--- start of Recorded data ---

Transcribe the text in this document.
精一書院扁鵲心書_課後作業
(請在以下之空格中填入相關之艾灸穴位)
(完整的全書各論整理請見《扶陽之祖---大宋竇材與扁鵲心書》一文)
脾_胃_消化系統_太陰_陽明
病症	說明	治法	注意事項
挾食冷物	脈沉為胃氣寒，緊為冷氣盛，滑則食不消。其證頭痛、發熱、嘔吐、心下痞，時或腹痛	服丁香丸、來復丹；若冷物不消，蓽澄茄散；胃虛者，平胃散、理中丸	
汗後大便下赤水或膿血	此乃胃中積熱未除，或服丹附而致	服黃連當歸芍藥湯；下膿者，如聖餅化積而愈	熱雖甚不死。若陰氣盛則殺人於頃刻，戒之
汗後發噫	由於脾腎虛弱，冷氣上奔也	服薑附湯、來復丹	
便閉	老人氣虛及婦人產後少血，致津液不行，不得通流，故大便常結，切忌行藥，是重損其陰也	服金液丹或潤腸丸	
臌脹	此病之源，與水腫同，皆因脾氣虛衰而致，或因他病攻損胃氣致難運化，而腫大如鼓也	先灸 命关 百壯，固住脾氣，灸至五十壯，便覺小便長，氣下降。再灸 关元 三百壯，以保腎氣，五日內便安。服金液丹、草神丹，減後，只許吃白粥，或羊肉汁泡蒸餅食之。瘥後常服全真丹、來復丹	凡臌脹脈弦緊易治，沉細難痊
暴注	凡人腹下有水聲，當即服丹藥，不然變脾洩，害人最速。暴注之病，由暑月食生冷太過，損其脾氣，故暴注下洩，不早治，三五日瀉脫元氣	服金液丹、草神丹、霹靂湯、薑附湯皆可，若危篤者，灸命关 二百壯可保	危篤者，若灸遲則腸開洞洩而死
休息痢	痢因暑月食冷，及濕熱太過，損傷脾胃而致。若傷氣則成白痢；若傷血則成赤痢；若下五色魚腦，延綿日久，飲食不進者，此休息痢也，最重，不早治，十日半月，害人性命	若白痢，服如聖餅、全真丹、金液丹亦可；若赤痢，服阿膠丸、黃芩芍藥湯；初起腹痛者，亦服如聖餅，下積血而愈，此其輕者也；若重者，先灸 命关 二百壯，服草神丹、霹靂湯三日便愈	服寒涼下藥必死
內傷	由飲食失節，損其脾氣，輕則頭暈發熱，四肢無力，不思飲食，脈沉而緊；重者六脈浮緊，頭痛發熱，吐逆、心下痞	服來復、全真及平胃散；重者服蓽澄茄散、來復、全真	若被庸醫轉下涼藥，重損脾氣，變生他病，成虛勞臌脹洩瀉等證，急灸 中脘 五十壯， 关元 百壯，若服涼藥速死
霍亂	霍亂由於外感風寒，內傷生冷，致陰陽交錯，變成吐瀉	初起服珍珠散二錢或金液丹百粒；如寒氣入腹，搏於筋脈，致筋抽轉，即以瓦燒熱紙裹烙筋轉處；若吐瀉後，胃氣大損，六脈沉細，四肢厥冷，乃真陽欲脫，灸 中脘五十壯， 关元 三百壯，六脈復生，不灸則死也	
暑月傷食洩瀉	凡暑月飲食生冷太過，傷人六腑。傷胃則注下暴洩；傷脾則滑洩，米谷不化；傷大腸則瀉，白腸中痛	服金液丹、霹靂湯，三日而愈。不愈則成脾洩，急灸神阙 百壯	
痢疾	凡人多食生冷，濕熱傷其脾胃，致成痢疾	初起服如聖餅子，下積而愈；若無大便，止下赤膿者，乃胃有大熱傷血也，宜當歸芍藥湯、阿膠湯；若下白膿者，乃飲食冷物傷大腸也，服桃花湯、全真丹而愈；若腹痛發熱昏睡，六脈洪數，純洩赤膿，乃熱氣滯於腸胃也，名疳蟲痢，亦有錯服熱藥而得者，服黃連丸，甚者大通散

--- end of Recorded data ---

**Exercise directions**
Repeat the listing exactly, from its first line to its last.

**Finished exercise**
Transcribe the text in this document.
精一書院扁鵲心書_課後作業
(請在以下之空格中填入相關之艾灸穴位)
(完整的全書各論整理請見《扶陽之祖---大宋竇材與扁鵲心書》一文)
脾_胃_消化系統_太陰_陽明
病症	說明	治法	注意事項
挾食冷物	脈沉為胃氣寒，緊為冷氣盛，滑則食不消。其證頭痛、發熱、嘔吐、心下痞，時或腹痛	服丁香丸、來復丹；若冷物不消，蓽澄茄散；胃虛者，平胃散、理中丸	
汗後大便下赤水或膿血	此乃胃中積熱未除，或服丹附而致	服黃連當歸芍藥湯；下膿者，如聖餅化積而愈	熱雖甚不死。若陰氣盛則殺人於頃刻，戒之
汗後發噫	由於脾腎虛弱，冷氣上奔也	服薑附湯、來復丹	
便閉	老人氣虛及婦人產後少血，致津液不行，不得通流，故大便常結，切忌行藥，是重損其陰也	服金液丹或潤腸丸	
臌脹	此病之源，與水腫同，皆因脾氣虛衰而致，或因他病攻損胃氣致難運化，而腫大如鼓也	先灸 命关 百壯，固住脾氣，灸至五十壯，便覺小便長，氣下降。再灸 关元 三百壯，以保腎氣，五日內便安。服金液丹、草神丹，減後，只許吃白粥，或羊肉汁泡蒸餅食之。瘥後常服全真丹、來復丹	凡臌脹脈弦緊易治，沉細難痊
暴注	凡人腹下有水聲，當即服丹藥，不然變脾洩，害人最速。暴注之病，由暑月食生冷太過，損其脾氣，故暴注下洩，不早治，三五日瀉脫元氣	服金液丹、草神丹、霹靂湯、薑附湯皆可，若危篤者，灸命关 二百壯可保	危篤者，若灸遲則腸開洞洩而死
休息痢	痢因暑月食冷，及濕熱太過，損傷脾胃而致。若傷氣則成白痢；若傷血則成赤痢；若下五色魚腦，延綿日久，飲食不進者，此休息痢也，最重，不早治，十日半月，害人性命	若白痢，服如聖餅、全真丹、金液丹亦可；若赤痢，服阿膠丸、黃芩芍藥湯；初起腹痛者，亦服如聖餅，下積血而愈，此其輕者也；若重者，先灸 命关 二百壯，服草神丹、霹靂湯三日便愈	服寒涼下藥必死
內傷	由飲食失節，損其脾氣，輕則頭暈發熱，四肢無力，不思飲食，脈沉而緊；重者六脈浮緊，頭痛發熱，吐逆、心下痞	服來復、全真及平胃散；重者服蓽澄茄散、來復、全真	若被庸醫轉下涼藥，重損脾氣，變生他病，成虛勞臌脹洩瀉等證，急灸 中脘 五十壯， 关元 百壯，若服涼藥速死
霍亂	霍亂由於外感風寒，內傷生冷，致陰陽交錯，變成吐瀉	初起服珍珠散二錢或金液丹百粒；如寒氣入腹，搏於筋脈，致筋抽轉，即以瓦燒熱紙裹烙筋轉處；若吐瀉後，胃氣大損，六脈沉細，四肢厥冷，乃真陽欲脫，灸 中脘五十壯， 关元 三百壯，六脈復生，不灸則死也	
暑月傷食洩瀉	凡暑月飲食生冷太過，傷人六腑。傷胃則注下暴洩；傷脾則滑洩，米谷不化；傷大腸則瀉，白腸中痛	服金液丹、霹靂湯，三日而愈。不愈則成脾洩，急灸神阙 百壯	
痢疾	凡人多食生冷，濕熱傷其脾胃，致成痢疾	初起服如聖餅子，下積而愈；若無大便，止下赤膿者，乃胃有大熱傷血也，宜當歸芍藥湯、阿膠湯；若下白膿者，乃飲食冷物傷大腸也，服桃花湯、全真丹而愈；若腹痛發熱昏睡，六脈洪數，純洩赤膿，乃熱氣滯於腸胃也，名疳蟲痢，亦有錯服熱藥而得者，服黃連丸，甚者大通散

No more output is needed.